> _What you should do_:
Return the full listing exactly as it is written.

──────

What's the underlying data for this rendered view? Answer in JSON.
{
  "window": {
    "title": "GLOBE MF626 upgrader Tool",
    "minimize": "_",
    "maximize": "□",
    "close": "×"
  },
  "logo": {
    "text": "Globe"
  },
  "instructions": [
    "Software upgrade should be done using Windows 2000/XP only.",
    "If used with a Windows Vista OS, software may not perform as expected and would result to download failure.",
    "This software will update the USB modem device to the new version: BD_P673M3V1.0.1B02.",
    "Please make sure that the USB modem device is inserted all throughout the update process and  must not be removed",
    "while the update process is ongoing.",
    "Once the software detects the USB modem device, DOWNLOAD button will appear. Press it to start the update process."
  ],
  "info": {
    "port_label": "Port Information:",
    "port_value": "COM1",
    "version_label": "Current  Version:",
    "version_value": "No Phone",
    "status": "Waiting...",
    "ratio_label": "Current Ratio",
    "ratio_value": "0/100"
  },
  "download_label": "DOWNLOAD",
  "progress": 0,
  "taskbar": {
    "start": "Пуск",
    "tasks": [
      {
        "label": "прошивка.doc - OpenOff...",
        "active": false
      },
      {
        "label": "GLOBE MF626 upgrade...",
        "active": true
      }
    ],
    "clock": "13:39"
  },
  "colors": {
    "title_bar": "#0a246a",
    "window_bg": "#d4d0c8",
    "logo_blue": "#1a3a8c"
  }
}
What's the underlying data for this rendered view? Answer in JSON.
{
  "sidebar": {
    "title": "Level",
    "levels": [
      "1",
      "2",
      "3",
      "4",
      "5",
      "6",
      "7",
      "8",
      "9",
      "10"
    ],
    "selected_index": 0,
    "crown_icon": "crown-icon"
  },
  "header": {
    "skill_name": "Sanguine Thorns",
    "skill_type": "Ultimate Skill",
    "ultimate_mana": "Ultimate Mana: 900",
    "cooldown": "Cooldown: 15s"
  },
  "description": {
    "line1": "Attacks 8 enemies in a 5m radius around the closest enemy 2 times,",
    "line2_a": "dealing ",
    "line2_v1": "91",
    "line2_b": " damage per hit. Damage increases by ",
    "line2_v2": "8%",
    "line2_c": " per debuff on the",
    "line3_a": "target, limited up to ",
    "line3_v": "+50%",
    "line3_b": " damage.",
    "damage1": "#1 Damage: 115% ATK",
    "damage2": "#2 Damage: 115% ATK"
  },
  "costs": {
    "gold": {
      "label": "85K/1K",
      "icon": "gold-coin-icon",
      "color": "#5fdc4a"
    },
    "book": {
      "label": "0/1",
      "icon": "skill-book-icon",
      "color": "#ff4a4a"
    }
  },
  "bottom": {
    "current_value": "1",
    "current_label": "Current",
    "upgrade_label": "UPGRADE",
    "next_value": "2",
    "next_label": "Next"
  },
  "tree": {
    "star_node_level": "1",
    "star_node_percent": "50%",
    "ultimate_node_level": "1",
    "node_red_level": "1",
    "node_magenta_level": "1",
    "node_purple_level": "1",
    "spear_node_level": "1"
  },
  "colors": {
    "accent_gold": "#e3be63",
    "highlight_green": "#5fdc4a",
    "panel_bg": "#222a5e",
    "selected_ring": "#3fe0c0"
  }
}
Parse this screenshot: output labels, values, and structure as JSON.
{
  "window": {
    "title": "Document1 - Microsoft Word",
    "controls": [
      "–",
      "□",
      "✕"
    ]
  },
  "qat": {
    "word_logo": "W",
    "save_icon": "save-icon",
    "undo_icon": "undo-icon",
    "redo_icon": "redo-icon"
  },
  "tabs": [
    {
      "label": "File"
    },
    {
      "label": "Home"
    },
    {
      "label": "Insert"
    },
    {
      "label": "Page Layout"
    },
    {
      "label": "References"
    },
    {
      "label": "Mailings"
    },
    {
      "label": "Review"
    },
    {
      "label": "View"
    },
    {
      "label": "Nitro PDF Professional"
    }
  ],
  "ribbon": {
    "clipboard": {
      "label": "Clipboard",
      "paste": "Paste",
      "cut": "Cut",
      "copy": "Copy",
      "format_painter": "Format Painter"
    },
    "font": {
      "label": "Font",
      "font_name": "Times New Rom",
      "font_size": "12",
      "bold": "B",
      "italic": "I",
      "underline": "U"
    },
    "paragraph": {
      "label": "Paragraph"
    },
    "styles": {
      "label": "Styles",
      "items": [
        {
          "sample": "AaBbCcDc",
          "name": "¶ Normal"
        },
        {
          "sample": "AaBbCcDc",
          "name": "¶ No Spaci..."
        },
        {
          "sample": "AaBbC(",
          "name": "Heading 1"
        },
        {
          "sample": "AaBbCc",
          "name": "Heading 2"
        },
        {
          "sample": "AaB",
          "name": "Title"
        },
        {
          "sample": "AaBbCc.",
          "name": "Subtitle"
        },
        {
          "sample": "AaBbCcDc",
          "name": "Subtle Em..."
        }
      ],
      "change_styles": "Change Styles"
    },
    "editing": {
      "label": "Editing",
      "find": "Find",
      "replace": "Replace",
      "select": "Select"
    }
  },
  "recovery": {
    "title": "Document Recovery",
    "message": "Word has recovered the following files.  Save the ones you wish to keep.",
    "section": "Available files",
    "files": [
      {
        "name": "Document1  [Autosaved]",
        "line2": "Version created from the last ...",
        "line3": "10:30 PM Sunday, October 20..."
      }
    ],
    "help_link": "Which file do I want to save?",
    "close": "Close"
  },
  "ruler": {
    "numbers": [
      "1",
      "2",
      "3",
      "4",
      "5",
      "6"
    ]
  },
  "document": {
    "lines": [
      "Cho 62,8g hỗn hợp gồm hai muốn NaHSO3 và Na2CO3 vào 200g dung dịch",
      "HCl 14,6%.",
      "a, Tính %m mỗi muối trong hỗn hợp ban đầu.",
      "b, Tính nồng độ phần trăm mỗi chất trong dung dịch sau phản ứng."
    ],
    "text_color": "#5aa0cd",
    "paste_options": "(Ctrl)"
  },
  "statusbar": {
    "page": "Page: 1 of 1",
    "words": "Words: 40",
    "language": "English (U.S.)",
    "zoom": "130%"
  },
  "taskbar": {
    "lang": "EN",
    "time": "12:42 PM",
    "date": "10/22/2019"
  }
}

──────

> _Response below_:
What's the underlying data for this rendered view? Answer in JSON.
{
  "window": {
    "title": "GLOBE MF626 upgrader Tool",
    "minimize": "_",
    "maximize": "□",
    "close": "×"
  },
  "logo": {
    "text": "Globe"
  },
  "instructions": [
    "Software upgrade should be done using Windows 2000/XP only.",
    "If used with a Windows Vista OS, software may not perform as expected and would result to download failure.",
    "This software will update the USB modem device to the new version: BD_P673M3V1.0.1B02.",
    "Please make sure that the USB modem device is inserted all throughout the update process and  must not be removed",
    "while the update process is ongoing.",
    "Once the software detects the USB modem device, DOWNLOAD button will appear. Press it to start the update process."
  ],
  "info": {
    "port_label": "Port Information:",
    "port_value": "COM1",
    "version_label": "Current  Version:",
    "version_value": "No Phone",
    "status": "Waiting...",
    "ratio_label": "Current Ratio",
    "ratio_value": "0/100"
  },
  "download_label": "DOWNLOAD",
  "progress": 0,
  "taskbar": {
    "start": "Пуск",
    "tasks": [
      {
        "label": "прошивка.doc - OpenOff...",
        "active": false
      },
      {
        "label": "GLOBE MF626 upgrade...",
        "active": true
      }
    ],
    "clock": "13:39"
  },
  "colors": {
    "title_bar": "#0a246a",
    "window_bg": "#d4d0c8",
    "logo_blue": "#1a3a8c"
  }
}
What's the underlying data for this rendered view? Answer in JSON.
{
  "sidebar": {
    "title": "Level",
    "levels": [
      "1",
      "2",
      "3",
      "4",
      "5",
      "6",
      "7",
      "8",
      "9",
      "10"
    ],
    "selected_index": 0,
    "crown_icon": "crown-icon"
  },
  "header": {
    "skill_name": "Sanguine Thorns",
    "skill_type": "Ultimate Skill",
    "ultimate_mana": "Ultimate Mana: 900",
    "cooldown": "Cooldown: 15s"
  },
  "description": {
    "line1": "Attacks 8 enemies in a 5m radius around the closest enemy 2 times,",
    "line2_a": "dealing ",
    "line2_v1": "91",
    "line2_b": " damage per hit. Damage increases by ",
    "line2_v2": "8%",
    "line2_c": " per debuff on the",
    "line3_a": "target, limited up to ",
    "line3_v": "+50%",
    "line3_b": " damage.",
    "damage1": "#1 Damage: 115% ATK",
    "damage2": "#2 Damage: 115% ATK"
  },
  "costs": {
    "gold": {
      "label": "85K/1K",
      "icon": "gold-coin-icon",
      "color": "#5fdc4a"
    },
    "book": {
      "label": "0/1",
      "icon": "skill-book-icon",
      "color": "#ff4a4a"
    }
  },
  "bottom": {
    "current_value": "1",
    "current_label": "Current",
    "upgrade_label": "UPGRADE",
    "next_value": "2",
    "next_label": "Next"
  },
  "tree": {
    "star_node_level": "1",
    "star_node_percent": "50%",
    "ultimate_node_level": "1",
    "node_red_level": "1",
    "node_magenta_level": "1",
    "node_purple_level": "1",
    "spear_node_level": "1"
  },
  "colors": {
    "accent_gold": "#e3be63",
    "highlight_green": "#5fdc4a",
    "panel_bg": "#222a5e",
    "selected_ring": "#3fe0c0"
  }
}
Parse this screenshot: output labels, values, and structure as JSON.
{
  "window": {
    "title": "Document1 - Microsoft Word",
    "controls": [
      "–",
      "□",
      "✕"
    ]
  },
  "qat": {
    "word_logo": "W",
    "save_icon": "save-icon",
    "undo_icon": "undo-icon",
    "redo_icon": "redo-icon"
  },
  "tabs": [
    {
      "label": "File"
    },
    {
      "label": "Home"
    },
    {
      "label": "Insert"
    },
    {
      "label": "Page Layout"
    },
    {
      "label": "References"
    },
    {
      "label": "Mailings"
    },
    {
      "label": "Review"
    },
    {
      "label": "View"
    },
    {
      "label": "Nitro PDF Professional"
    }
  ],
  "ribbon": {
    "clipboard": {
      "label": "Clipboard",
      "paste": "Paste",
      "cut": "Cut",
      "copy": "Copy",
      "format_painter": "Format Painter"
    },
    "font": {
      "label": "Font",
      "font_name": "Times New Rom",
      "font_size": "12",
      "bold": "B",
      "italic": "I",
      "underline": "U"
    },
    "paragraph": {
      "label": "Paragraph"
    },
    "styles": {
      "label": "Styles",
      "items": [
        {
          "sample": "AaBbCcDc",
          "name": "¶ Normal"
        },
        {
          "sample": "AaBbCcDc",
          "name": "¶ No Spaci..."
        },
        {
          "sample": "AaBbC(",
          "name": "Heading 1"
        },
        {
          "sample": "AaBbCc",
          "name": "Heading 2"
        },
        {
          "sample": "AaB",
          "name": "Title"
        },
        {
          "sample": "AaBbCc.",
          "name": "Subtitle"
        },
        {
          "sample": "AaBbCcDc",
          "name": "Subtle Em..."
        }
      ],
      "change_styles": "Change Styles"
    },
    "editing": {
      "label": "Editing",
      "find": "Find",
      "replace": "Replace",
      "select": "Select"
    }
  },
  "recovery": {
    "title": "Document Recovery",
    "message": "Word has recovered the following files.  Save the ones you wish to keep.",
    "section": "Available files",
    "files": [
      {
        "name": "Document1  [Autosaved]",
        "line2": "Version created from the last ...",
        "line3": "10:30 PM Sunday, October 20..."
      }
    ],
    "help_link": "Which file do I want to save?",
    "close": "Close"
  },
  "ruler": {
    "numbers": [
      "1",
      "2",
      "3",
      "4",
      "5",
      "6"
    ]
  },
  "document": {
    "lines": [
      "Cho 62,8g hỗn hợp gồm hai muốn NaHSO3 và Na2CO3 vào 200g dung dịch",
      "HCl 14,6%.",
      "a, Tính %m mỗi muối trong hỗn hợp ban đầu.",
      "b, Tính nồng độ phần trăm mỗi chất trong dung dịch sau phản ứng."
    ],
    "text_color": "#5aa0cd",
    "paste_options": "(Ctrl)"
  },
  "statusbar": {
    "page": "Page: 1 of 1",
    "words": "Words: 40",
    "language": "English (U.S.)",
    "zoom": "130%"
  },
  "taskbar": {
    "lang": "EN",
    "time": "12:42 PM",
    "date": "10/22/2019"
  }
}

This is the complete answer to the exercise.